[EXTRACT TO READ]
○ ○ ○ ○ ○

Richard Gilman’s most recent book is Chekhov’s Plays: An Opening into Eternity (Yale University Press, 1995).

David Greenspan’s plays include Jack; The Home Show Pieces; 2 Samuel 11, Etc.; and Dead Mother, or Shirley Not All in Vain. These have been produced at venues including the New York Shakespeare Festival/Public Theater, the Royal Court in London, the Citizen’s Theatre in Glasgow, and the Stukke Theater in Berlin.

The Guerrilla Girls have produced over seventy posters, projects, and actions exposing sexism and racism in the arts and the culture at large. They wear gorilla masks to focus on the issues rather than on their personalities and have written two books, the latest titled The Guerrilla Girls’ Bedside Companion to the History of Western Art. They expanded their actions to include theater during the 1997–98 season, which culminated in the first annual Guerrilla Girls’ Theatre Quiz in In Theater.

Gitta Honegger is completing a book on Thomas Bernhard titled The Making of an Austrian for Yale University Press. She is chair of the Department of Drama at the Catholic University of America.

Jonathan Kalb teaches in the theater department at Hunter College and writes a weekly theater column for New York Press. He is the author of The Theatre of Heiner Müller, Beckett in Performance, and Free Admissions: Collected Theater Writings.

Stanley Kauffmann, the film critic of the New Republic, teaches in the theater program at Hunter College.

Allen Kuharski, an associate professor and director of the theater studies program at Swarthmore College, has been published in Theater, Theatre Journal, Performing Arts Journal, New Theatre Quarterly, TheatreForum, and other journals in the U.S. and Poland. He currently serves as an editor for Slavic and East European Performance and Periphery.

○ ○ ○ ○ ○

[LISTED ENTRIES]
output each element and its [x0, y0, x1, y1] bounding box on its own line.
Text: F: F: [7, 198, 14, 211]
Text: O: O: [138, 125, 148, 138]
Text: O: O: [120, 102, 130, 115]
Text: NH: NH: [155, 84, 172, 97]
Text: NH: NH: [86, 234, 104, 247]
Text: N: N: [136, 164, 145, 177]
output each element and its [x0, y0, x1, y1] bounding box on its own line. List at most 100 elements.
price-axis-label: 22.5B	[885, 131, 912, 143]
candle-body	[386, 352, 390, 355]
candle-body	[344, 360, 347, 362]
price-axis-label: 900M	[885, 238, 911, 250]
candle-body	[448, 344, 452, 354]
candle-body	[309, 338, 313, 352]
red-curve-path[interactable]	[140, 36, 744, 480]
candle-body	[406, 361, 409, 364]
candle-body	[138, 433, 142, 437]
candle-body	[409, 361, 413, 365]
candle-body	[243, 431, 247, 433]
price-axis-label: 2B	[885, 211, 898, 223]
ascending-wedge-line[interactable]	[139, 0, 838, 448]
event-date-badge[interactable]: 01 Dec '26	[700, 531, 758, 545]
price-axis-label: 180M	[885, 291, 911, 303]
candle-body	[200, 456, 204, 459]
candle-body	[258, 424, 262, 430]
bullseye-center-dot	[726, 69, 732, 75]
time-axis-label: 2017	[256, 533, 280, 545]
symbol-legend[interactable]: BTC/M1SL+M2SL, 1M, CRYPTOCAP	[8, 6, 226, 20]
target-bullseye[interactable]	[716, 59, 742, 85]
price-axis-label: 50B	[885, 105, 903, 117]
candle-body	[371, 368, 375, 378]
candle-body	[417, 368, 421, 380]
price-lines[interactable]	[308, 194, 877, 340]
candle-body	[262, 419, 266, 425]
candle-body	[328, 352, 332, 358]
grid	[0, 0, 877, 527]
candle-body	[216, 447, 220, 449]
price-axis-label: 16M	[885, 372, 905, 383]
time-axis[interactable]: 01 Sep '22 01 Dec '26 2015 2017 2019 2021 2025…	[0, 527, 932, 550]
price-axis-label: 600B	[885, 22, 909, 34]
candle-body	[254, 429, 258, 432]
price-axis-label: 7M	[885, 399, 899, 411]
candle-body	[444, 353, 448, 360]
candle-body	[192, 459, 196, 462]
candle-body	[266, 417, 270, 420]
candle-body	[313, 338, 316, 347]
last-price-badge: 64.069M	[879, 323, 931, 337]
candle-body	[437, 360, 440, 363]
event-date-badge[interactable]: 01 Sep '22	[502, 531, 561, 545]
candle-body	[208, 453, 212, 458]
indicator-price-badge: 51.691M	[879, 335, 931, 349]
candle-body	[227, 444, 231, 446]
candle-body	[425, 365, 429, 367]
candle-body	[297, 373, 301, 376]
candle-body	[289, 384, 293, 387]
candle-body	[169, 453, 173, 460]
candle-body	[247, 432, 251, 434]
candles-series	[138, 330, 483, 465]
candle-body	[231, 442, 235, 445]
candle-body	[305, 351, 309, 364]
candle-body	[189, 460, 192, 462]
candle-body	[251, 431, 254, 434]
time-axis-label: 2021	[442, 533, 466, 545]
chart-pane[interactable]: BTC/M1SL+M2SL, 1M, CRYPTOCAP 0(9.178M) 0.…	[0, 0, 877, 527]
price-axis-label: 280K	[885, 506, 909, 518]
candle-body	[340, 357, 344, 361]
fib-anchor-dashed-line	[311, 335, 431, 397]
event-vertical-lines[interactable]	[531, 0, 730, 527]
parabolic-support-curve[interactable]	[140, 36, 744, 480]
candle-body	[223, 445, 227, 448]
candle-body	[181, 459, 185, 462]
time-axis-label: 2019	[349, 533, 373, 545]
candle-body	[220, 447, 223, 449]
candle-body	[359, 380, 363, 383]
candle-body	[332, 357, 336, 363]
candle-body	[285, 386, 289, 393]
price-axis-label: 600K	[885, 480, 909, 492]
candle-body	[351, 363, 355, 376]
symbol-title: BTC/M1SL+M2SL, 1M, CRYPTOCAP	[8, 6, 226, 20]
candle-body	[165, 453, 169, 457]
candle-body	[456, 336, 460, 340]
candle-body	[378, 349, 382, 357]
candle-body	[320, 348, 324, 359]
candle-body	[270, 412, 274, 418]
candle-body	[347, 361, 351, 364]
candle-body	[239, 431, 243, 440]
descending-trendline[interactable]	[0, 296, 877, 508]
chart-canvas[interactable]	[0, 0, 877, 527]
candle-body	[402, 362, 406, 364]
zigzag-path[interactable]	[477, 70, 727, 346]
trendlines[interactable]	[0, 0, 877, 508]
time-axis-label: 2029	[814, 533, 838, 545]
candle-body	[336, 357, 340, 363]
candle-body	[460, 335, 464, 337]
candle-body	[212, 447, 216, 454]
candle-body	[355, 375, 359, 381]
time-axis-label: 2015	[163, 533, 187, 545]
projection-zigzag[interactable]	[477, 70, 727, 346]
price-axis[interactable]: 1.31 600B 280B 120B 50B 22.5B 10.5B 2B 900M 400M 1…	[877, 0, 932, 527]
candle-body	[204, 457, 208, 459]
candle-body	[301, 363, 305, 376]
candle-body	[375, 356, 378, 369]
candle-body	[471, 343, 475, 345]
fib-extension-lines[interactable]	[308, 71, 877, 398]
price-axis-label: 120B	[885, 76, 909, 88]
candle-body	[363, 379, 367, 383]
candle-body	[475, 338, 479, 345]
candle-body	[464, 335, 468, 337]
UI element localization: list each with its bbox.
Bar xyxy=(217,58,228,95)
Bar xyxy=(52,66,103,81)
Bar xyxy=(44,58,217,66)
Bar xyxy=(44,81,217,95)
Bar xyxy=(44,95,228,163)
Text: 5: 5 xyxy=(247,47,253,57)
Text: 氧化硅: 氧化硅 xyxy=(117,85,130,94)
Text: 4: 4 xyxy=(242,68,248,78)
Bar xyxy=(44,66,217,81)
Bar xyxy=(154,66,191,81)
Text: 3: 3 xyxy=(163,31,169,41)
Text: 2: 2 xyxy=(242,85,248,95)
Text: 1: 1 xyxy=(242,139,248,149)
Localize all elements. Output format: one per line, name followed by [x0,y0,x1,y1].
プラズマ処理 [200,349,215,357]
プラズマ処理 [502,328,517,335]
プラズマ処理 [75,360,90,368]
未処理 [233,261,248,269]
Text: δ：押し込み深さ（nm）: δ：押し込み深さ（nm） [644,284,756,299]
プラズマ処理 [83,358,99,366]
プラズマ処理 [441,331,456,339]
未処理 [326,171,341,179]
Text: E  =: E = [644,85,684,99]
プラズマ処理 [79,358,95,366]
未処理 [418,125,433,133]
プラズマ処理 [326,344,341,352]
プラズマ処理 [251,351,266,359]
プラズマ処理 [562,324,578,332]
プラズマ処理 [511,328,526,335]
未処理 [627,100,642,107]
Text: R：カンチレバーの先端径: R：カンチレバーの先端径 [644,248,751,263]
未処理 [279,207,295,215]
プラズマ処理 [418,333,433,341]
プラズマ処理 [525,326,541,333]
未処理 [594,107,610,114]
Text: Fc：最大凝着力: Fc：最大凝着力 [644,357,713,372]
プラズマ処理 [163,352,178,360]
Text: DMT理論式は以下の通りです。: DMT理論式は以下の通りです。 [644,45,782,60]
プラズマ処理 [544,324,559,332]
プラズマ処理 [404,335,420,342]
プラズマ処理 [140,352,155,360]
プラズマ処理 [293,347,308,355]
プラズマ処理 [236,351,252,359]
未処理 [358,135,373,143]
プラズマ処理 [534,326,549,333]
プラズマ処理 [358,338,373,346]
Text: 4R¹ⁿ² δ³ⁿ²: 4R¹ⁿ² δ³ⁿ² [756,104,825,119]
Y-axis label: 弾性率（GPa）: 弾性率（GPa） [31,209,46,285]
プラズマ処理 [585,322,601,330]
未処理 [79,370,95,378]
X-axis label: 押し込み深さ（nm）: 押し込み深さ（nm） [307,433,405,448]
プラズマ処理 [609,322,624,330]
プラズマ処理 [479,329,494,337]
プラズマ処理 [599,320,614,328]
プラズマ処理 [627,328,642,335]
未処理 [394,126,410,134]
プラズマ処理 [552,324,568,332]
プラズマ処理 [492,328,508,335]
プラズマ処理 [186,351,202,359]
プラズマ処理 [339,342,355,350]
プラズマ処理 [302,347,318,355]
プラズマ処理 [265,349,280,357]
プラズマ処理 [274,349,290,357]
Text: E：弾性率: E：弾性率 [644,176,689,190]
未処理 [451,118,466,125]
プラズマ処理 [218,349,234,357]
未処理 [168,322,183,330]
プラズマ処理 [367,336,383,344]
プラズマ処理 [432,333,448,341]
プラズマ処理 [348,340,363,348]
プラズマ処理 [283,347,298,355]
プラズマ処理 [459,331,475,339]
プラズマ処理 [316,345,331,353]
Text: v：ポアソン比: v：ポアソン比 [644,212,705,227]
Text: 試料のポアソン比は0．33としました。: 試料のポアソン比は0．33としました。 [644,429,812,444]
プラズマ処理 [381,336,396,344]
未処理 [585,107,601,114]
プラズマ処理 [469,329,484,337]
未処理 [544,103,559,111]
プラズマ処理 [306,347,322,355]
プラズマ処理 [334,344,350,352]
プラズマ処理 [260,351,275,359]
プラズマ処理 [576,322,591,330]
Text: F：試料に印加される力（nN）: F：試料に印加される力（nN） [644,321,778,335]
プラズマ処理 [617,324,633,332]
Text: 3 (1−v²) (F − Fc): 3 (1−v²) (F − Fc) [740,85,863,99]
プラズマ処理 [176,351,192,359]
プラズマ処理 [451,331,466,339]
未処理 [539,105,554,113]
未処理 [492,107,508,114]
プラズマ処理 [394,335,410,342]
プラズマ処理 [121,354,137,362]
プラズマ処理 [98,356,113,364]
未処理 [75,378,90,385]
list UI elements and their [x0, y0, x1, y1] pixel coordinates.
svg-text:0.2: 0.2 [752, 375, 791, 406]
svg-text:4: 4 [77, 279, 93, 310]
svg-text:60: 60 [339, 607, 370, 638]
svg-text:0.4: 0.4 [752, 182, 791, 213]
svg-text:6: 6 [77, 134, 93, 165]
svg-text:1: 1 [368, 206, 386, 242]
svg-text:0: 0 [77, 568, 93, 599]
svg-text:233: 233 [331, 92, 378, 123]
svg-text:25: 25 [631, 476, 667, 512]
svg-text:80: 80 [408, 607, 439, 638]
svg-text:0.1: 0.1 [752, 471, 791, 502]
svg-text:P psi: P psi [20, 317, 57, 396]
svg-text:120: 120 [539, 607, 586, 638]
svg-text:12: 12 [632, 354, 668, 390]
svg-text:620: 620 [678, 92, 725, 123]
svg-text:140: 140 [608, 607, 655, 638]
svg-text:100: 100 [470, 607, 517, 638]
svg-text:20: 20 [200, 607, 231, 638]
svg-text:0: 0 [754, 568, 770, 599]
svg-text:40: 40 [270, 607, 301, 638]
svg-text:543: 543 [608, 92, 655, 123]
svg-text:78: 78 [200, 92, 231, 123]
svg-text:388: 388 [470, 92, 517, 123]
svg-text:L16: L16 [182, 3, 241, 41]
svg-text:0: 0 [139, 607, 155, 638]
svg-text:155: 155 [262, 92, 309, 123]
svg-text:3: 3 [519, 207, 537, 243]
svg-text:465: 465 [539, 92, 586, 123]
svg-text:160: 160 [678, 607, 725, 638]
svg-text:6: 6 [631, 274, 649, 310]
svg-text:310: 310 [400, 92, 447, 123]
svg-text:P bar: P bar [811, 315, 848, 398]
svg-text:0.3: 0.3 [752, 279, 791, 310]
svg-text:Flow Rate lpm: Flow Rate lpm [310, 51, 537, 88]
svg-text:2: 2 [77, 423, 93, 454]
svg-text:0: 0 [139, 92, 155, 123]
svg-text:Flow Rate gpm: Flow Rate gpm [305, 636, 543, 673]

○ ○ ○ ○ ○

[TO DO]
Rewrite the contributor notes from "Jonathan Kalb teaches" to "at Hunter College.", changing "weekly" to "monthly".

[RESULT FOR THIS TASK]
Jonathan Kalb teaches in the theater department at Hunter College and writes a monthly theater column for New York Press. He is the author of The Theatre of Heiner Müller, Beckett in Performance, and Free Admissions: Collected Theater Writings.

Stanley Kauffmann, the film critic of the New Republic, teaches in the theater program at Hunter College.